***** Selected extract *****
Read Acts 11:19–30

19 Now those who had been scattered by the persecution that broke out when Stephen was killed traveled as far as Phoenicia, Cyprus and Antioch, spreading the word only among Jews. 20 Some of them, however, men from Cyprus and Cyrene, went to Antioch and began to speak to Greeks also, telling them the good news about the Lord Jesus. 21 The Lord’s hand was with them, and a great number of people believed and turned to the Lord.

22 News of this reached the church in Jerusalem, and they sent Barnabas to Antioch. 23 When he arrived and saw what the grace of God had done, he was glad and encouraged them all to remain true to the Lord with all their hearts. 24 He was a good man, full of the Holy Spirit and faith, and a great number of people were brought to the Lord.

25 Then Barnabas went to Tarsus to look for Saul, 26 and when he found him, he brought him to Antioch. So for a whole year Barnabas and Saul met with the church and taught great numbers of people. The disciples were called Christians first at Antioch.

27 During this time some prophets came down from Jerusalem to Antioch. 28 One of them, named Agabus, stood up and through the Spirit predicted that a severe famine would spread over the entire Roman world. (This happened during the reign of Claudius.) 29 The disciples, as each one was able, decided to provide help for the brothers and sisters living in Judea. 30 This they did, sending their gift to the elders by Barnabas and Saul.

New International Version (NIV)
***** Data extracts *****
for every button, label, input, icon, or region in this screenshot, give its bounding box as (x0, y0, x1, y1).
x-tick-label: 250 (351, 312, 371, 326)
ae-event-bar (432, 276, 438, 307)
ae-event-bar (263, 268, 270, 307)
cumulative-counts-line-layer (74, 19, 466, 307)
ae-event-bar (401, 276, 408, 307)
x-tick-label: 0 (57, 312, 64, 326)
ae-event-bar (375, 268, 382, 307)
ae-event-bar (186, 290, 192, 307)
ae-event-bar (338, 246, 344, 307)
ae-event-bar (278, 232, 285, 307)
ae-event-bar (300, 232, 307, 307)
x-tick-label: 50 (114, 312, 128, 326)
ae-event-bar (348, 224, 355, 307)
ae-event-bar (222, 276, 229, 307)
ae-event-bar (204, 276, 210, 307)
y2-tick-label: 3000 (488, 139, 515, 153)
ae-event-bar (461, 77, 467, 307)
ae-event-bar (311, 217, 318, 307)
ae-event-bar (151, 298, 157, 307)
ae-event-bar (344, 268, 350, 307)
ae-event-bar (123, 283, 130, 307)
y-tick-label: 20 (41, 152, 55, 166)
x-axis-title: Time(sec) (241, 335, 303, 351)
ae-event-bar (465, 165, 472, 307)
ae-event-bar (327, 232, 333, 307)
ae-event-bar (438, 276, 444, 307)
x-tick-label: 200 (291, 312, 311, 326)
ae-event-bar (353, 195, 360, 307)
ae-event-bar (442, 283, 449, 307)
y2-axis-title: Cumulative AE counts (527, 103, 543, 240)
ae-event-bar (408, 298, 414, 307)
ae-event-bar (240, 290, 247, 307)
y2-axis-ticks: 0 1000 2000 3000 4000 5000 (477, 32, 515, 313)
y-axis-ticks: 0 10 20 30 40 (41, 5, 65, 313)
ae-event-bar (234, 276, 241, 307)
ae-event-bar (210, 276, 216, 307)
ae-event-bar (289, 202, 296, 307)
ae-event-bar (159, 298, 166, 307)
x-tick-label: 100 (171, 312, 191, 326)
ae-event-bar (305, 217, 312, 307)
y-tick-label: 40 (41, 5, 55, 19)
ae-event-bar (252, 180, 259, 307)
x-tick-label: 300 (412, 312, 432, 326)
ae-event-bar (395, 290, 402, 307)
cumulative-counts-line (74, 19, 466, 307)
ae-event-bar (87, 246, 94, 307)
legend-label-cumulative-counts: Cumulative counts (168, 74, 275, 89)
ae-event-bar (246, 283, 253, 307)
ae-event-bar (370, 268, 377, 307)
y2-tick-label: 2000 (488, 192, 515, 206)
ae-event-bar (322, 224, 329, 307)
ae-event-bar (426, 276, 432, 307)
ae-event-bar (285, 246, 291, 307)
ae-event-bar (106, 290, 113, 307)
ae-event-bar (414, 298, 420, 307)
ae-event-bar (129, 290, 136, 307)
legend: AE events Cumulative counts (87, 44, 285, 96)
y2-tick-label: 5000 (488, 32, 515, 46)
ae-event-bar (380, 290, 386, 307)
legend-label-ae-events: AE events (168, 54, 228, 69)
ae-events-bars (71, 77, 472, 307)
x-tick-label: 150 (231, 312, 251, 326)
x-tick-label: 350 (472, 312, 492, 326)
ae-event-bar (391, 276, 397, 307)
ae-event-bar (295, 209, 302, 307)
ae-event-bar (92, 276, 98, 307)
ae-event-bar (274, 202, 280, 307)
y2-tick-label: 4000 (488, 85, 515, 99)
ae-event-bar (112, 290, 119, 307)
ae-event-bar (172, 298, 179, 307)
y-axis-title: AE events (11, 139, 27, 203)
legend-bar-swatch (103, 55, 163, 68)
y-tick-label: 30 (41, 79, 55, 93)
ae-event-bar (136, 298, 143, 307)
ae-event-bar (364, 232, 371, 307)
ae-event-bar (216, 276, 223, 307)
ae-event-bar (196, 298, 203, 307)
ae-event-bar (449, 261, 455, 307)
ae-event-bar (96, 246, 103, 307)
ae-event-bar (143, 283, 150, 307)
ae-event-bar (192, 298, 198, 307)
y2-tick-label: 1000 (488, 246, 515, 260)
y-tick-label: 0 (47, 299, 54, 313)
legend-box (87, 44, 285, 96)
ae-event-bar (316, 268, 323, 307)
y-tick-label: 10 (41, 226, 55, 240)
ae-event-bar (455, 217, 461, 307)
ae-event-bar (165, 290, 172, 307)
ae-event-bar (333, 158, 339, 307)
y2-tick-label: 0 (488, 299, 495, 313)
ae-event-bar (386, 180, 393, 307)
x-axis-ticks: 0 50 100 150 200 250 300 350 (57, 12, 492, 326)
*****
[Your tasks]
• A. Answer these questions from the Acts 11:19–30 passage.
(i) Whom did the church in Jerusalem send to Antioch?
(ii) Where were the disciples first called Christians?
(iii) What was the name of the prophet who predicted a severe famine?
• B. Copy the Acts 11:19–30 passage word for word from "27 During this" to "Barnabas and Saul.".

[Task answers]
• A.
(i) Barnabas
(ii) Antioch
(iii) Agabus

• B.
27 During this time some prophets came down from Jerusalem to Antioch. 28 One of them, named Agabus, stood up and through the Spirit predicted that a severe famine would spread over the entire Roman world. (This happened during the reign of Claudius.) 29 The disciples, as each one was able, decided to provide help for the brothers and sisters living in Judea. 30 This they did, sending their gift to the elders by Barnabas and Saul.